The exercise: List every line below containing "this".

Data for the task:
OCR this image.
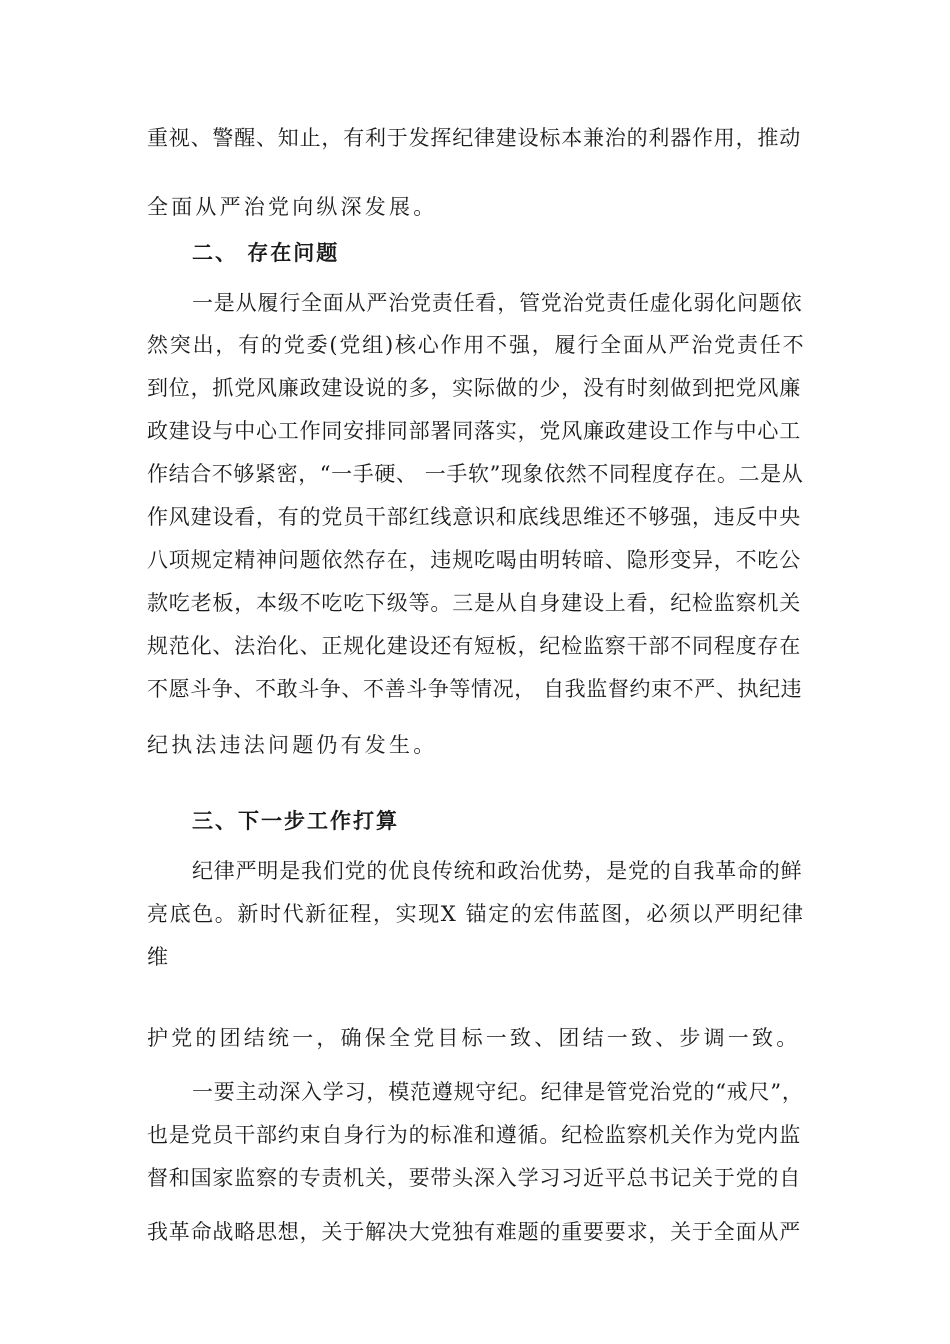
重视、警醒、知止，有利于发挥纪律建设标本兼治的利器作用，推动
全面从严治党向纵深发展。
二、 存在问题
一是从履行全面从严治党责任看，管党治党责任虚化弱化问题依
然突出，有的党委(党组)核心作用不强，履行全面从严治党责任不
到位，抓党风廉政建设说的多，实际做的少，没有时刻做到把党风廉
政建设与中心工作同安排同部署同落实，党风廉政建设工作与中心工
作结合不够紧密，“一手硬、 一手软”现象依然不同程度存在。二是从
作风建设看，有的党员干部红线意识和底线思维还不够强，违反中央
八项规定精神问题依然存在，违规吃喝由明转暗、隐形变异，不吃公
款吃老板，本级不吃吃下级等。三是从自身建设上看，纪检监察机关
规范化、法治化、正规化建设还有短板，纪检监察干部不同程度存在
不愿斗争、不敢斗争、不善斗争等情况， 自我监督约束不严、执纪违
纪执法违法问题仍有发生。
三、下一步工作打算
纪律严明是我们党的优良传统和政治优势，是党的自我革命的鲜
亮底色。新时代新征程，实现X 锚定的宏伟蓝图，必须以严明纪律
维
护党的团结统一，确保全党目标一致、团结一致、步调一致。
一要主动深入学习，模范遵规守纪。纪律是管党治党的“戒尺”，
也是党员干部约束自身行为的标准和遵循。纪检监察机关作为党内监
督和国家监察的专责机关，要带头深入学习习近平总书记关于党的自
我革命战略思想，关于解决大党独有难题的重要要求，关于全面从严
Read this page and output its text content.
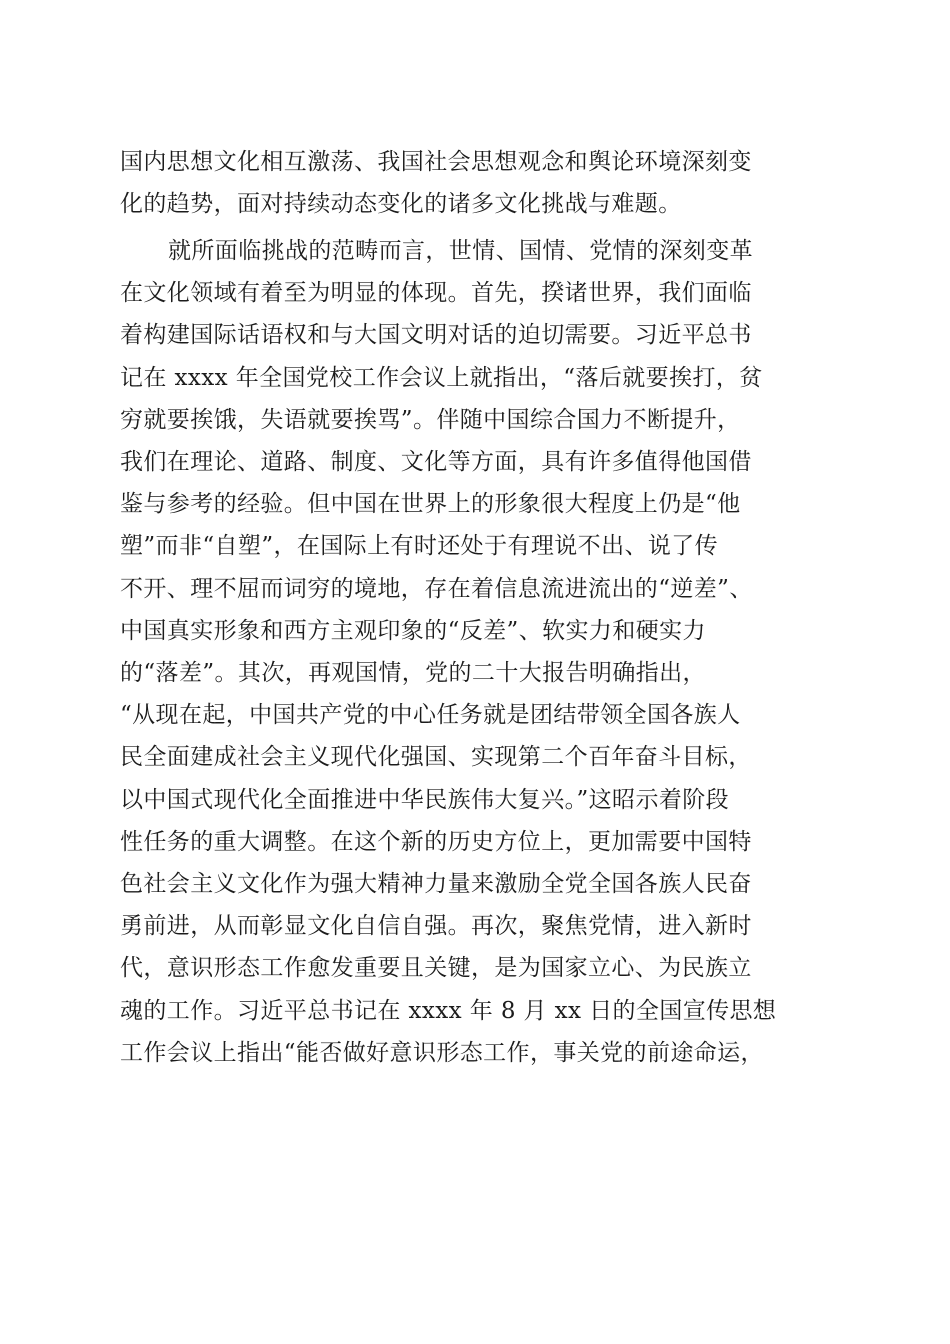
国内思想文化相互激荡、我国社会思想观念和舆论环境深刻变
化的趋势，面对持续动态变化的诸多文化挑战与难题。
就所面临挑战的范畴而言，世情、国情、党情的深刻变革
在文化领域有着至为明显的体现。首先，揆诸世界，我们面临
着构建国际话语权和与大国文明对话的迫切需要。习近平总书
记在 xxxx 年全国党校工作会议上就指出，“落后就要挨打，贫
穷就要挨饿，失语就要挨骂”。伴随中国综合国力不断提升，
我们在理论、道路、制度、文化等方面，具有许多值得他国借
鉴与参考的经验。但中国在世界上的形象很大程度上仍是“他
塑”而非“自塑”，在国际上有时还处于有理说不出、说了传
不开、理不屈而词穷的境地，存在着信息流进流出的“逆差”、
中国真实形象和西方主观印象的“反差”、软实力和硬实力
的“落差”。其次，再观国情，党的二十大报告明确指出，
“从现在起，中国共产党的中心任务就是团结带领全国各族人
民全面建成社会主义现代化强国、实现第二个百年奋斗目标，
以中国式现代化全面推进中华民族伟大复兴。”这昭示着阶段
性任务的重大调整。在这个新的历史方位上，更加需要中国特
色社会主义文化作为强大精神力量来激励全党全国各族人民奋
勇前进，从而彰显文化自信自强。再次，聚焦党情，进入新时
代，意识形态工作愈发重要且关键，是为国家立心、为民族立
魂的工作。习近平总书记在 xxxx 年 8 月 xx 日的全国宣传思想
工作会议上指出“能否做好意识形态工作，事关党的前途命运，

The output:
OCR this image.
Read this page and output its text content.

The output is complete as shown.